Saved entries
══════════

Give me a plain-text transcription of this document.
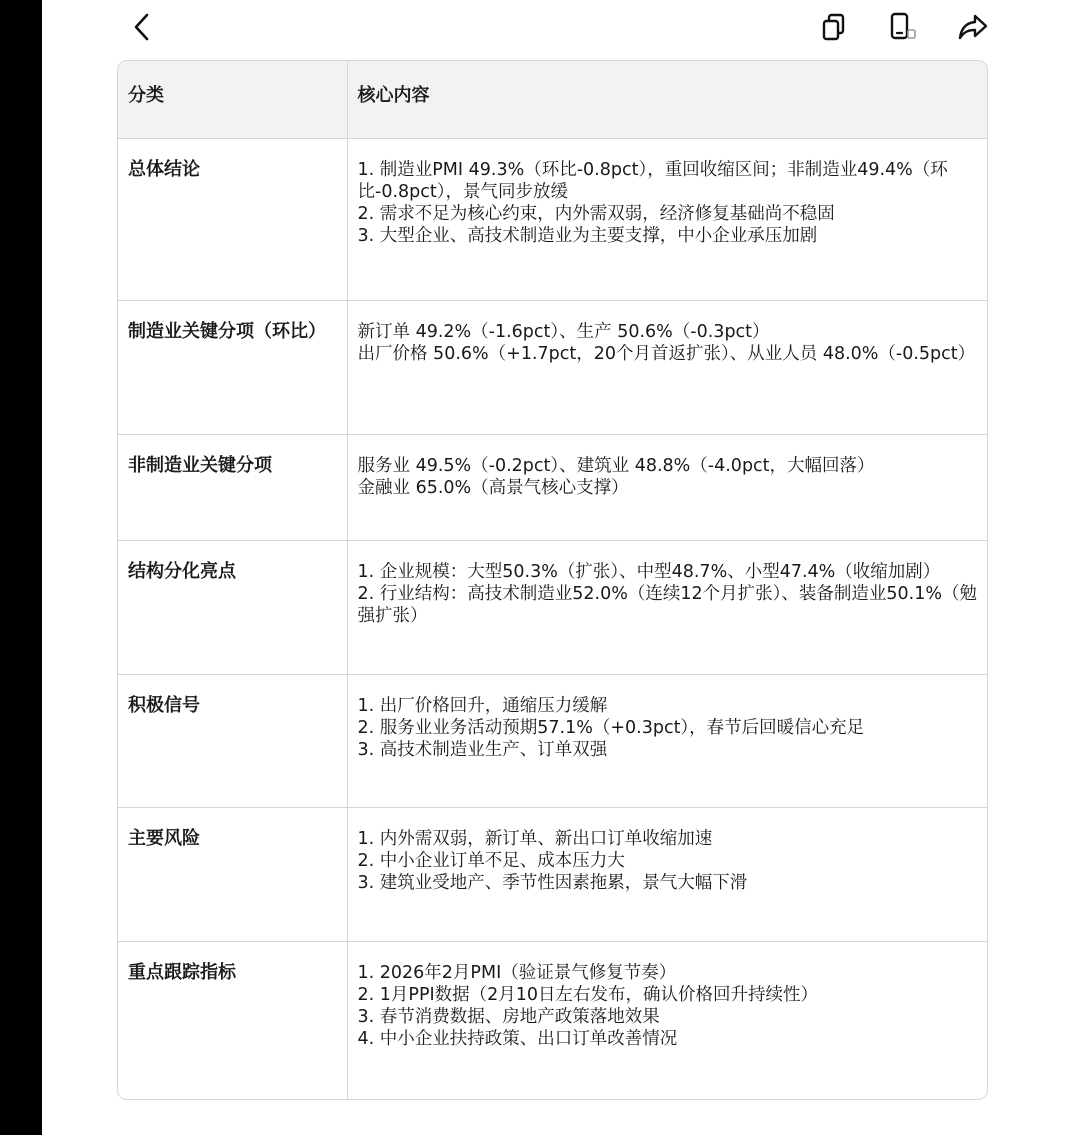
分类	核心内容

总体结论	1. 制造业PMI 49.3%（环比-0.8pct），重回收缩区间；非制造业49.4%（环比-0.8pct），景气同步放缓
2. 需求不足为核心约束，内外需双弱，经济修复基础尚不稳固
3. 大型企业、高技术制造业为主要支撑，中小企业承压加剧

制造业关键分项（环比）	新订单 49.2%（-1.6pct）、生产 50.6%（-0.3pct）
出厂价格 50.6%（+1.7pct，20个月首返扩张）、从业人员 48.0%（-0.5pct）

非制造业关键分项	服务业 49.5%（-0.2pct）、建筑业 48.8%（-4.0pct，大幅回落）
金融业 65.0%（高景气核心支撑）

结构分化亮点	1. 企业规模：大型50.3%（扩张）、中型48.7%、小型47.4%（收缩加剧）
2. 行业结构：高技术制造业52.0%（连续12个月扩张）、装备制造业50.1%（勉强扩张）

积极信号	1. 出厂价格回升，通缩压力缓解
2. 服务业业务活动预期57.1%（+0.3pct），春节后回暖信心充足
3. 高技术制造业生产、订单双强

主要风险	1. 内外需双弱，新订单、新出口订单收缩加速
2. 中小企业订单不足、成本压力大
3. 建筑业受地产、季节性因素拖累，景气大幅下滑

重点跟踪指标	1. 2026年2月PMI（验证景气修复节奏）
2. 1月PPI数据（2月10日左右发布，确认价格回升持续性）
3. 春节消费数据、房地产政策落地效果
4. 中小企业扶持政策、出口订单改善情况
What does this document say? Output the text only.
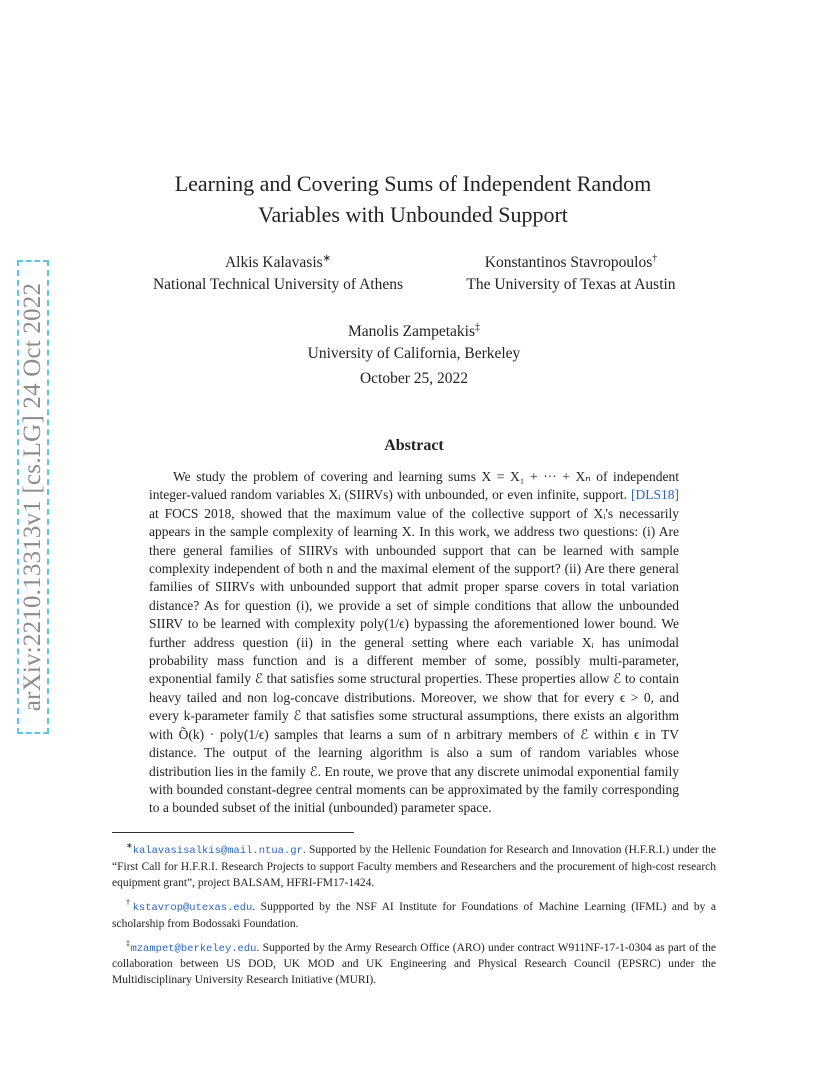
arXiv:2210.13313v1 [cs.LG] 24 Oct 2022
Learning and Covering Sums of Independent Random
Variables with Unbounded Support
Alkis Kalavasis∗
National Technical University of Athens
Konstantinos Stavropoulos†
The University of Texas at Austin
Manolis Zampetakis‡
University of California, Berkeley
October 25, 2022
Abstract
We study the problem of covering and learning sums X = X₁ + ··· + Xₙ of independent integer-valued random variables Xᵢ (SIIRVs) with unbounded, or even infinite, support. [DLS18] at FOCS 2018, showed that the maximum value of the collective support of Xᵢ's necessarily appears in the sample complexity of learning X. In this work, we address two questions: (i) Are there general families of SIIRVs with unbounded support that can be learned with sample complexity independent of both n and the maximal element of the support? (ii) Are there general families of SIIRVs with unbounded support that admit proper sparse covers in total variation distance? As for question (i), we provide a set of simple conditions that allow the unbounded SIIRV to be learned with complexity poly(1/ϵ) bypassing the aforementioned lower bound. We further address question (ii) in the general setting where each variable Xᵢ has unimodal probability mass function and is a different member of some, possibly multi-parameter, exponential family ℰ that satisfies some structural properties. These properties allow ℰ to contain heavy tailed and non log-concave distributions. Moreover, we show that for every ϵ > 0, and every k-parameter family ℰ that satisfies some structural assumptions, there exists an algorithm with Õ(k) · poly(1/ϵ) samples that learns a sum of n arbitrary members of ℰ within ϵ in TV distance. The output of the learning algorithm is also a sum of random variables whose distribution lies in the family ℰ. En route, we prove that any discrete unimodal exponential family with bounded constant-degree central moments can be approximated by the family corresponding to a bounded subset of the initial (unbounded) parameter space.
∗kalavasisalkis@mail.ntua.gr. Supported by the Hellenic Foundation for Research and Innovation (H.F.R.I.) under the “First Call for H.F.R.I. Research Projects to support Faculty members and Researchers and the procurement of high-cost research equipment grant”, project BALSAM, HFRI-FM17-1424.
†kstavrop@utexas.edu. Suppported by the NSF AI Institute for Foundations of Machine Learning (IFML) and by a scholarship from Bodossaki Foundation.
‡mzampet@berkeley.edu. Supported by the Army Research Office (ARO) under contract W911NF-17-1-0304 as part of the collaboration between US DOD, UK MOD and UK Engineering and Physical Research Council (EPSRC) under the Multidisciplinary University Research Initiative (MURI).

══════════

In this exercise, set down all of the data exactly, without the pictures.

FULL ANSWER
Give me a plain-text transcription of this document.
分类	核心内容

总体结论	1. 制造业PMI 49.3%（环比-0.8pct），重回收缩区间；非制造业49.4%（环比-0.8pct），景气同步放缓
2. 需求不足为核心约束，内外需双弱，经济修复基础尚不稳固
3. 大型企业、高技术制造业为主要支撑，中小企业承压加剧

制造业关键分项（环比）	新订单 49.2%（-1.6pct）、生产 50.6%（-0.3pct）
出厂价格 50.6%（+1.7pct，20个月首返扩张）、从业人员 48.0%（-0.5pct）

非制造业关键分项	服务业 49.5%（-0.2pct）、建筑业 48.8%（-4.0pct，大幅回落）
金融业 65.0%（高景气核心支撑）

结构分化亮点	1. 企业规模：大型50.3%（扩张）、中型48.7%、小型47.4%（收缩加剧）
2. 行业结构：高技术制造业52.0%（连续12个月扩张）、装备制造业50.1%（勉强扩张）

积极信号	1. 出厂价格回升，通缩压力缓解
2. 服务业业务活动预期57.1%（+0.3pct），春节后回暖信心充足
3. 高技术制造业生产、订单双强

主要风险	1. 内外需双弱，新订单、新出口订单收缩加速
2. 中小企业订单不足、成本压力大
3. 建筑业受地产、季节性因素拖累，景气大幅下滑

重点跟踪指标	1. 2026年2月PMI（验证景气修复节奏）
2. 1月PPI数据（2月10日左右发布，确认价格回升持续性）
3. 春节消费数据、房地产政策落地效果
4. 中小企业扶持政策、出口订单改善情况
What does this document say? Output the text only.
arXiv:2210.13313v1 [cs.LG] 24 Oct 2022
Learning and Covering Sums of Independent Random
Variables with Unbounded Support
Alkis Kalavasis∗
National Technical University of Athens
Konstantinos Stavropoulos†
The University of Texas at Austin
Manolis Zampetakis‡
University of California, Berkeley
October 25, 2022
Abstract
We study the problem of covering and learning sums X = X₁ + ··· + Xₙ of independent integer-valued random variables Xᵢ (SIIRVs) with unbounded, or even infinite, support. [DLS18] at FOCS 2018, showed that the maximum value of the collective support of Xᵢ's necessarily appears in the sample complexity of learning X. In this work, we address two questions: (i) Are there general families of SIIRVs with unbounded support that can be learned with sample complexity independent of both n and the maximal element of the support? (ii) Are there general families of SIIRVs with unbounded support that admit proper sparse covers in total variation distance? As for question (i), we provide a set of simple conditions that allow the unbounded SIIRV to be learned with complexity poly(1/ϵ) bypassing the aforementioned lower bound. We further address question (ii) in the general setting where each variable Xᵢ has unimodal probability mass function and is a different member of some, possibly multi-parameter, exponential family ℰ that satisfies some structural properties. These properties allow ℰ to contain heavy tailed and non log-concave distributions. Moreover, we show that for every ϵ > 0, and every k-parameter family ℰ that satisfies some structural assumptions, there exists an algorithm with Õ(k) · poly(1/ϵ) samples that learns a sum of n arbitrary members of ℰ within ϵ in TV distance. The output of the learning algorithm is also a sum of random variables whose distribution lies in the family ℰ. En route, we prove that any discrete unimodal exponential family with bounded constant-degree central moments can be approximated by the family corresponding to a bounded subset of the initial (unbounded) parameter space.
∗kalavasisalkis@mail.ntua.gr. Supported by the Hellenic Foundation for Research and Innovation (H.F.R.I.) under the “First Call for H.F.R.I. Research Projects to support Faculty members and Researchers and the procurement of high-cost research equipment grant”, project BALSAM, HFRI-FM17-1424.
†kstavrop@utexas.edu. Suppported by the NSF AI Institute for Foundations of Machine Learning (IFML) and by a scholarship from Bodossaki Foundation.
‡mzampet@berkeley.edu. Supported by the Army Research Office (ARO) under contract W911NF-17-1-0304 as part of the collaboration between US DOD, UK MOD and UK Engineering and Physical Research Council (EPSRC) under the Multidisciplinary University Research Initiative (MURI).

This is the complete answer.